[Exercise details] Skip all pictures, then print the remaining material exactly.

*-*-*

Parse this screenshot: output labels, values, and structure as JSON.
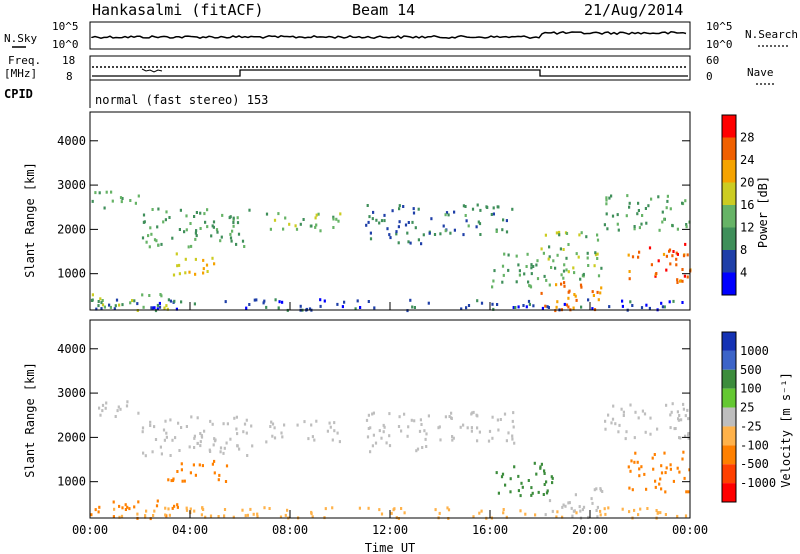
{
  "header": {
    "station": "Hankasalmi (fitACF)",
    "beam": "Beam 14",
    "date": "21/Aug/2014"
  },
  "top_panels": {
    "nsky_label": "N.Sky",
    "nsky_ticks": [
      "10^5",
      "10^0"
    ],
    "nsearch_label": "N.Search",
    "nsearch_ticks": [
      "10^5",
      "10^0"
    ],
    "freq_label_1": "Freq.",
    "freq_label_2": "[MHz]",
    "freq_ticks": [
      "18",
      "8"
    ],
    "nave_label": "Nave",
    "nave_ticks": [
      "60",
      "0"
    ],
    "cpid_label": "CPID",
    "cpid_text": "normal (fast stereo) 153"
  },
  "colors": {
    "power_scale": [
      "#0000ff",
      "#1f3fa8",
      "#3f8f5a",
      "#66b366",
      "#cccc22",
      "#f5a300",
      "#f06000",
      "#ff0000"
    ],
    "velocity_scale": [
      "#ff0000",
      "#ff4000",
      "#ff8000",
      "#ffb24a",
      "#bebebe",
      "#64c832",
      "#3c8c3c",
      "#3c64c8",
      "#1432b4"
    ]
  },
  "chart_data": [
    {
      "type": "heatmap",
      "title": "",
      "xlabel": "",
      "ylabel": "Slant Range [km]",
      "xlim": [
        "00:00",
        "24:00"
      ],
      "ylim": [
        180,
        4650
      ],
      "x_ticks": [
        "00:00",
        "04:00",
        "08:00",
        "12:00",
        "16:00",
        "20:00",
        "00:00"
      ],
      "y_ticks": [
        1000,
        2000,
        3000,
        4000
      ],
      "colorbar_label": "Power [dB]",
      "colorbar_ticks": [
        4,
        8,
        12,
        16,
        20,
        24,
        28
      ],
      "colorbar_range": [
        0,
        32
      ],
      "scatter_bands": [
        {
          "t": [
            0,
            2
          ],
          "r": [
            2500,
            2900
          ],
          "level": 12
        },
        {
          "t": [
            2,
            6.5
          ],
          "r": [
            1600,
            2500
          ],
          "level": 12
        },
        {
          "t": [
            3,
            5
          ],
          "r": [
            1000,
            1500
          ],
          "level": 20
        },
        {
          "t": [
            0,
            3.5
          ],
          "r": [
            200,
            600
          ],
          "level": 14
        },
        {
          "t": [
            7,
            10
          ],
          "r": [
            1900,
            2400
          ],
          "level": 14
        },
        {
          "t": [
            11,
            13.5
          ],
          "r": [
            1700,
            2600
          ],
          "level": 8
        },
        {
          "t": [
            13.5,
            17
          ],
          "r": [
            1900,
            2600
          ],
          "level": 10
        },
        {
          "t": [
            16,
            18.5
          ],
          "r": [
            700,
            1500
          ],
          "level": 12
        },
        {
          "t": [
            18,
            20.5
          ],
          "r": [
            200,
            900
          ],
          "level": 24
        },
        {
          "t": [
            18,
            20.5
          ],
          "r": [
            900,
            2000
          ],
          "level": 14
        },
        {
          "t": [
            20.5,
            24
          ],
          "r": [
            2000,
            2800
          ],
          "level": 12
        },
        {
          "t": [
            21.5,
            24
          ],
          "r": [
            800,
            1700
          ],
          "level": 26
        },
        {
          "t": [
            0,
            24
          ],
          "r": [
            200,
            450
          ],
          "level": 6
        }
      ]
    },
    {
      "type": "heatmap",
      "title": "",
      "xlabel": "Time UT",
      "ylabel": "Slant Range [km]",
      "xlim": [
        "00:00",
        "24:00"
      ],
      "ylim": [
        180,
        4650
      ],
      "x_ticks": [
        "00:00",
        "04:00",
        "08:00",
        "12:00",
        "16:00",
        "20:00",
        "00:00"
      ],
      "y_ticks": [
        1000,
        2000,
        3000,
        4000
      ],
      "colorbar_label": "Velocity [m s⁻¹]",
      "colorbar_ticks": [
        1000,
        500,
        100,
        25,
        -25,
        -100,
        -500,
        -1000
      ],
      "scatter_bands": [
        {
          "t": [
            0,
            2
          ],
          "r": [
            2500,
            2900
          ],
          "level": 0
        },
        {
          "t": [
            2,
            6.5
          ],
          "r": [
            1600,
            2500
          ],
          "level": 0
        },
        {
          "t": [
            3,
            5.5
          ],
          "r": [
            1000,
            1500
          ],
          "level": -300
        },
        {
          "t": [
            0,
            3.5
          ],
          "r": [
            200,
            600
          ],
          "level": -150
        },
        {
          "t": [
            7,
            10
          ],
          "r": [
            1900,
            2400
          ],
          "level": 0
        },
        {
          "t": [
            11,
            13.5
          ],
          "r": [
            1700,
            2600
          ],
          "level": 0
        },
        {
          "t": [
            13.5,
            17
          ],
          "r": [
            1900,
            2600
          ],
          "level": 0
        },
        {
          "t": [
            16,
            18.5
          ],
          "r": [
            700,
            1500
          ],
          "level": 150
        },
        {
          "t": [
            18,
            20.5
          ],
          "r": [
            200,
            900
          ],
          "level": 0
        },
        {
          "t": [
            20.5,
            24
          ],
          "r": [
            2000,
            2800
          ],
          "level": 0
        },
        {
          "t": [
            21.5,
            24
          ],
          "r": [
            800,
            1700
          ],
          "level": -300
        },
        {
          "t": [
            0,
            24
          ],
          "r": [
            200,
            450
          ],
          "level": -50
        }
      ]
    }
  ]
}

*-*-*

[Solution for this task]
Parse this screenshot: output labels, values, and structure as JSON.
{
  "header": {
    "station": "Hankasalmi (fitACF)",
    "beam": "Beam 14",
    "date": "21/Aug/2014"
  },
  "top_panels": {
    "nsky_label": "N.Sky",
    "nsky_ticks": [
      "10^5",
      "10^0"
    ],
    "nsearch_label": "N.Search",
    "nsearch_ticks": [
      "10^5",
      "10^0"
    ],
    "freq_label_1": "Freq.",
    "freq_label_2": "[MHz]",
    "freq_ticks": [
      "18",
      "8"
    ],
    "nave_label": "Nave",
    "nave_ticks": [
      "60",
      "0"
    ],
    "cpid_label": "CPID",
    "cpid_text": "normal (fast stereo) 153"
  },
  "colors": {
    "power_scale": [
      "#0000ff",
      "#1f3fa8",
      "#3f8f5a",
      "#66b366",
      "#cccc22",
      "#f5a300",
      "#f06000",
      "#ff0000"
    ],
    "velocity_scale": [
      "#ff0000",
      "#ff4000",
      "#ff8000",
      "#ffb24a",
      "#bebebe",
      "#64c832",
      "#3c8c3c",
      "#3c64c8",
      "#1432b4"
    ]
  },
  "chart_data": [
    {
      "type": "heatmap",
      "title": "",
      "xlabel": "",
      "ylabel": "Slant Range [km]",
      "xlim": [
        "00:00",
        "24:00"
      ],
      "ylim": [
        180,
        4650
      ],
      "x_ticks": [
        "00:00",
        "04:00",
        "08:00",
        "12:00",
        "16:00",
        "20:00",
        "00:00"
      ],
      "y_ticks": [
        1000,
        2000,
        3000,
        4000
      ],
      "colorbar_label": "Power [dB]",
      "colorbar_ticks": [
        4,
        8,
        12,
        16,
        20,
        24,
        28
      ],
      "colorbar_range": [
        0,
        32
      ],
      "scatter_bands": [
        {
          "t": [
            0,
            2
          ],
          "r": [
            2500,
            2900
          ],
          "level": 12
        },
        {
          "t": [
            2,
            6.5
          ],
          "r": [
            1600,
            2500
          ],
          "level": 12
        },
        {
          "t": [
            3,
            5
          ],
          "r": [
            1000,
            1500
          ],
          "level": 20
        },
        {
          "t": [
            0,
            3.5
          ],
          "r": [
            200,
            600
          ],
          "level": 14
        },
        {
          "t": [
            7,
            10
          ],
          "r": [
            1900,
            2400
          ],
          "level": 14
        },
        {
          "t": [
            11,
            13.5
          ],
          "r": [
            1700,
            2600
          ],
          "level": 8
        },
        {
          "t": [
            13.5,
            17
          ],
          "r": [
            1900,
            2600
          ],
          "level": 10
        },
        {
          "t": [
            16,
            18.5
          ],
          "r": [
            700,
            1500
          ],
          "level": 12
        },
        {
          "t": [
            18,
            20.5
          ],
          "r": [
            200,
            900
          ],
          "level": 24
        },
        {
          "t": [
            18,
            20.5
          ],
          "r": [
            900,
            2000
          ],
          "level": 14
        },
        {
          "t": [
            20.5,
            24
          ],
          "r": [
            2000,
            2800
          ],
          "level": 12
        },
        {
          "t": [
            21.5,
            24
          ],
          "r": [
            800,
            1700
          ],
          "level": 26
        },
        {
          "t": [
            0,
            24
          ],
          "r": [
            200,
            450
          ],
          "level": 6
        }
      ]
    },
    {
      "type": "heatmap",
      "title": "",
      "xlabel": "Time UT",
      "ylabel": "Slant Range [km]",
      "xlim": [
        "00:00",
        "24:00"
      ],
      "ylim": [
        180,
        4650
      ],
      "x_ticks": [
        "00:00",
        "04:00",
        "08:00",
        "12:00",
        "16:00",
        "20:00",
        "00:00"
      ],
      "y_ticks": [
        1000,
        2000,
        3000,
        4000
      ],
      "colorbar_label": "Velocity [m s⁻¹]",
      "colorbar_ticks": [
        1000,
        500,
        100,
        25,
        -25,
        -100,
        -500,
        -1000
      ],
      "scatter_bands": [
        {
          "t": [
            0,
            2
          ],
          "r": [
            2500,
            2900
          ],
          "level": 0
        },
        {
          "t": [
            2,
            6.5
          ],
          "r": [
            1600,
            2500
          ],
          "level": 0
        },
        {
          "t": [
            3,
            5.5
          ],
          "r": [
            1000,
            1500
          ],
          "level": -300
        },
        {
          "t": [
            0,
            3.5
          ],
          "r": [
            200,
            600
          ],
          "level": -150
        },
        {
          "t": [
            7,
            10
          ],
          "r": [
            1900,
            2400
          ],
          "level": 0
        },
        {
          "t": [
            11,
            13.5
          ],
          "r": [
            1700,
            2600
          ],
          "level": 0
        },
        {
          "t": [
            13.5,
            17
          ],
          "r": [
            1900,
            2600
          ],
          "level": 0
        },
        {
          "t": [
            16,
            18.5
          ],
          "r": [
            700,
            1500
          ],
          "level": 150
        },
        {
          "t": [
            18,
            20.5
          ],
          "r": [
            200,
            900
          ],
          "level": 0
        },
        {
          "t": [
            20.5,
            24
          ],
          "r": [
            2000,
            2800
          ],
          "level": 0
        },
        {
          "t": [
            21.5,
            24
          ],
          "r": [
            800,
            1700
          ],
          "level": -300
        },
        {
          "t": [
            0,
            24
          ],
          "r": [
            200,
            450
          ],
          "level": -50
        }
      ]
    }
  ]
}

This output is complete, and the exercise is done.